> WHAT THE EXERCISE ASKS
From the bug report below, pull out the stretch from "1.62 linux 64" through "at com.mongodb.OutMessage.<init>(OutMessage.java:51)", copied word for word.

> SOURCE PASSAGE
[JAVA-227] NPE when replica set is down Created: 06/Dec/10  Updated: 17/Mar/11  Resolved: 17/Feb/11

Status: Closed
Project: Java Driver
Component/s: Cluster Management
Affects Version/s: 2.3
Fix Version/s: 2.5

Type: Bug Priority: Major - P3
Reporter: Jeff Yemin (Inactive) Assignee: Antoine Girbal
Resolution: Done Votes: 2
Labels: None
Remaining Estimate: Not Specified
Time Spent: Not Specified
Original Estimate: Not Specified
Environment:

1.62 linux 64 bit server


Attachments: Java Archive File mongo.jar    

 Description   

When the whole replica set is down, java driver generates this log message every 5 seconds.

2010-12-06 14:35:10,294 ERROR [STDERR] (ReplicaSetStatus:Updater) Dec 6, 2010 2:35:10 PM com.mongodb.ReplicaSetStatus$Node update
SEVERE: can't update node: shared-mongo-004.1515.mtvi.com:27017
java.lang.NullPointerException
at com.mongodb.OutMessage.reset(OutMessage.java:73)
at com.mongodb.OutMessage.<init>(OutMessage.java:51)

> DATA EXTRACT

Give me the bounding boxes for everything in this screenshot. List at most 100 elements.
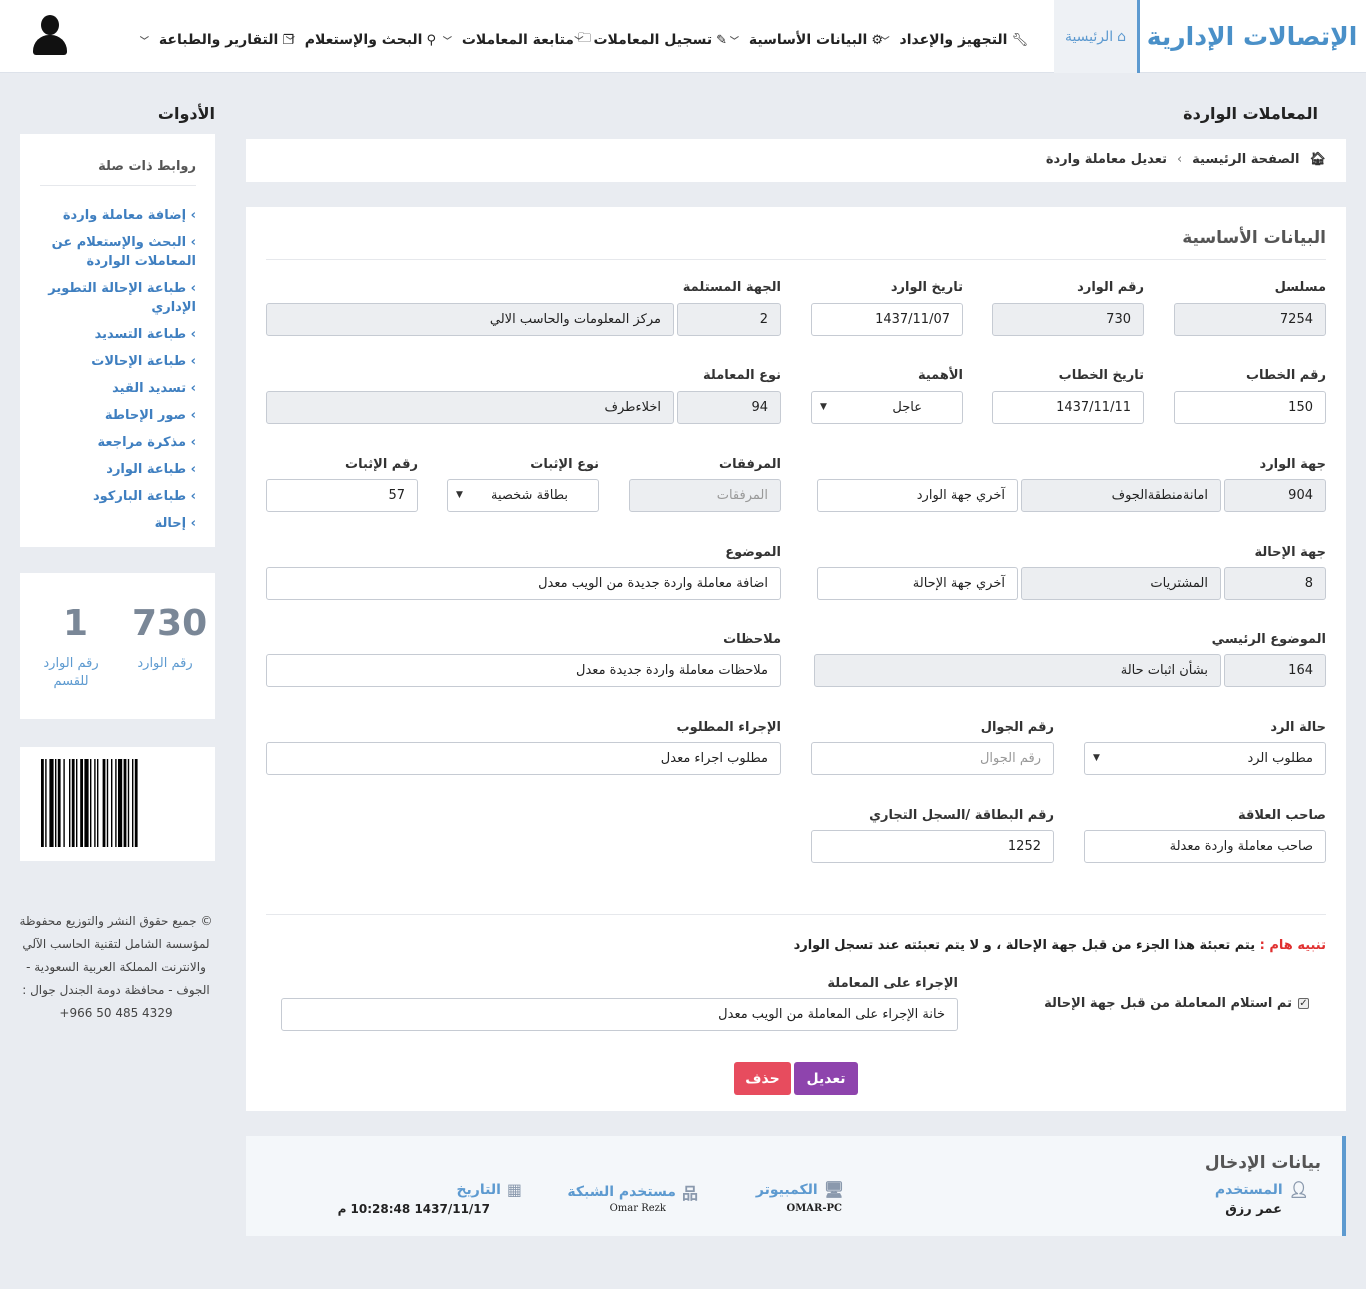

> SOLUTION
1.62 linux 64 bit server


Attachments: Java Archive File mongo.jar    

 Description   

When the whole replica set is down, java driver generates this log message every 5 seconds.

2010-12-06 14:35:10,294 ERROR [STDERR] (ReplicaSetStatus:Updater) Dec 6, 2010 2:35:10 PM com.mongodb.ReplicaSetStatus$Node update
SEVERE: can't update node: shared-mongo-004.1515.mtvi.com:27017
java.lang.NullPointerException
at com.mongodb.OutMessage.reset(OutMessage.java:73)
at com.mongodb.OutMessage.<init>(OutMessage.java:51)